* AIM OF THE TASK:
Repeat the listing below in full, exactly as it stands.

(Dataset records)
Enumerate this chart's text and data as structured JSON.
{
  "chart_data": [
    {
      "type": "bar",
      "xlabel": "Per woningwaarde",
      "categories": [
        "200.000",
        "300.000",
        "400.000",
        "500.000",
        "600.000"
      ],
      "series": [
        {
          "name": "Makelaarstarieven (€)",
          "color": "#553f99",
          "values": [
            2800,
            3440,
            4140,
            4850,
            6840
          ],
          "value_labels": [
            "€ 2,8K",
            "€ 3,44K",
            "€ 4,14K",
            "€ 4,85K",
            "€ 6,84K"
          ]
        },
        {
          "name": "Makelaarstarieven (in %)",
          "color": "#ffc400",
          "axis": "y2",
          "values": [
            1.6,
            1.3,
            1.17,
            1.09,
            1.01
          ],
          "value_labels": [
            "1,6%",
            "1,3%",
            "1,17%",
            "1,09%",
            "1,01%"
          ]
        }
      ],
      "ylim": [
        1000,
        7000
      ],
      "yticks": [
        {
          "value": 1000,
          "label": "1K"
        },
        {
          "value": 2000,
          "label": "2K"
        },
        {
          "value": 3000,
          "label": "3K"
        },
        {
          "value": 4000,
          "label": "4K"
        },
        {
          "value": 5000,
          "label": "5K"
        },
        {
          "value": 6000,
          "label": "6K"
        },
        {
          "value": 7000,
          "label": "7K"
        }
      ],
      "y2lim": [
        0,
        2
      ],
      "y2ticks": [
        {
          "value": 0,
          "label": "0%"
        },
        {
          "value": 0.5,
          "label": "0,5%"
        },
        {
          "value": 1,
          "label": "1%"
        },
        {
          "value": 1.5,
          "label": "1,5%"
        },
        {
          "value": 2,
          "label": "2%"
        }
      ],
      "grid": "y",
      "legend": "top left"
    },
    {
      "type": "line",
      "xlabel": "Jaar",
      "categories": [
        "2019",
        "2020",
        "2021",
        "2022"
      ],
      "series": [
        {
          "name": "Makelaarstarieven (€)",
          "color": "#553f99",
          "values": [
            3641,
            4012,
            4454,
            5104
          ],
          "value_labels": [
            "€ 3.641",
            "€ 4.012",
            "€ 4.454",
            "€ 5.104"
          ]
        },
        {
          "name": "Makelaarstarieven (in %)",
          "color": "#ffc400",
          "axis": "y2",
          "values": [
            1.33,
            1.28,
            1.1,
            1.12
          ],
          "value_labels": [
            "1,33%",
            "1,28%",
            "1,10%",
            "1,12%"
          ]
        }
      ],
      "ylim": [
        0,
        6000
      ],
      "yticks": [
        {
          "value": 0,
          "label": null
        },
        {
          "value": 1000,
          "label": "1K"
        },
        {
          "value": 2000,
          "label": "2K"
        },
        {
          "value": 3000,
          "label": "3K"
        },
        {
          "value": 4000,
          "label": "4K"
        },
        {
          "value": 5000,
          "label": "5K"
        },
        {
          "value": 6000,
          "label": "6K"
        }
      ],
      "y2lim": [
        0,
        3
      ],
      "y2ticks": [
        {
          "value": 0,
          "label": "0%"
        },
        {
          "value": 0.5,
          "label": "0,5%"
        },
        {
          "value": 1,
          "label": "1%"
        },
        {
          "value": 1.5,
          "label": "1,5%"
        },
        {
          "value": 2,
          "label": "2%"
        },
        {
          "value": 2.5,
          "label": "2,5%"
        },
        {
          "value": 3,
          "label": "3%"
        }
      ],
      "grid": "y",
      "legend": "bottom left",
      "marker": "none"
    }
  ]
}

* CORRECT RESPONSE:
Enumerate this chart's text and data as structured JSON.
{
  "chart_data": [
    {
      "type": "bar",
      "xlabel": "Per woningwaarde",
      "categories": [
        "200.000",
        "300.000",
        "400.000",
        "500.000",
        "600.000"
      ],
      "series": [
        {
          "name": "Makelaarstarieven (€)",
          "color": "#553f99",
          "values": [
            2800,
            3440,
            4140,
            4850,
            6840
          ],
          "value_labels": [
            "€ 2,8K",
            "€ 3,44K",
            "€ 4,14K",
            "€ 4,85K",
            "€ 6,84K"
          ]
        },
        {
          "name": "Makelaarstarieven (in %)",
          "color": "#ffc400",
          "axis": "y2",
          "values": [
            1.6,
            1.3,
            1.17,
            1.09,
            1.01
          ],
          "value_labels": [
            "1,6%",
            "1,3%",
            "1,17%",
            "1,09%",
            "1,01%"
          ]
        }
      ],
      "ylim": [
        1000,
        7000
      ],
      "yticks": [
        {
          "value": 1000,
          "label": "1K"
        },
        {
          "value": 2000,
          "label": "2K"
        },
        {
          "value": 3000,
          "label": "3K"
        },
        {
          "value": 4000,
          "label": "4K"
        },
        {
          "value": 5000,
          "label": "5K"
        },
        {
          "value": 6000,
          "label": "6K"
        },
        {
          "value": 7000,
          "label": "7K"
        }
      ],
      "y2lim": [
        0,
        2
      ],
      "y2ticks": [
        {
          "value": 0,
          "label": "0%"
        },
        {
          "value": 0.5,
          "label": "0,5%"
        },
        {
          "value": 1,
          "label": "1%"
        },
        {
          "value": 1.5,
          "label": "1,5%"
        },
        {
          "value": 2,
          "label": "2%"
        }
      ],
      "grid": "y",
      "legend": "top left"
    },
    {
      "type": "line",
      "xlabel": "Jaar",
      "categories": [
        "2019",
        "2020",
        "2021",
        "2022"
      ],
      "series": [
        {
          "name": "Makelaarstarieven (€)",
          "color": "#553f99",
          "values": [
            3641,
            4012,
            4454,
            5104
          ],
          "value_labels": [
            "€ 3.641",
            "€ 4.012",
            "€ 4.454",
            "€ 5.104"
          ]
        },
        {
          "name": "Makelaarstarieven (in %)",
          "color": "#ffc400",
          "axis": "y2",
          "values": [
            1.33,
            1.28,
            1.1,
            1.12
          ],
          "value_labels": [
            "1,33%",
            "1,28%",
            "1,10%",
            "1,12%"
          ]
        }
      ],
      "ylim": [
        0,
        6000
      ],
      "yticks": [
        {
          "value": 0,
          "label": null
        },
        {
          "value": 1000,
          "label": "1K"
        },
        {
          "value": 2000,
          "label": "2K"
        },
        {
          "value": 3000,
          "label": "3K"
        },
        {
          "value": 4000,
          "label": "4K"
        },
        {
          "value": 5000,
          "label": "5K"
        },
        {
          "value": 6000,
          "label": "6K"
        }
      ],
      "y2lim": [
        0,
        3
      ],
      "y2ticks": [
        {
          "value": 0,
          "label": "0%"
        },
        {
          "value": 0.5,
          "label": "0,5%"
        },
        {
          "value": 1,
          "label": "1%"
        },
        {
          "value": 1.5,
          "label": "1,5%"
        },
        {
          "value": 2,
          "label": "2%"
        },
        {
          "value": 2.5,
          "label": "2,5%"
        },
        {
          "value": 3,
          "label": "3%"
        }
      ],
      "grid": "y",
      "legend": "bottom left",
      "marker": "none"
    }
  ]
}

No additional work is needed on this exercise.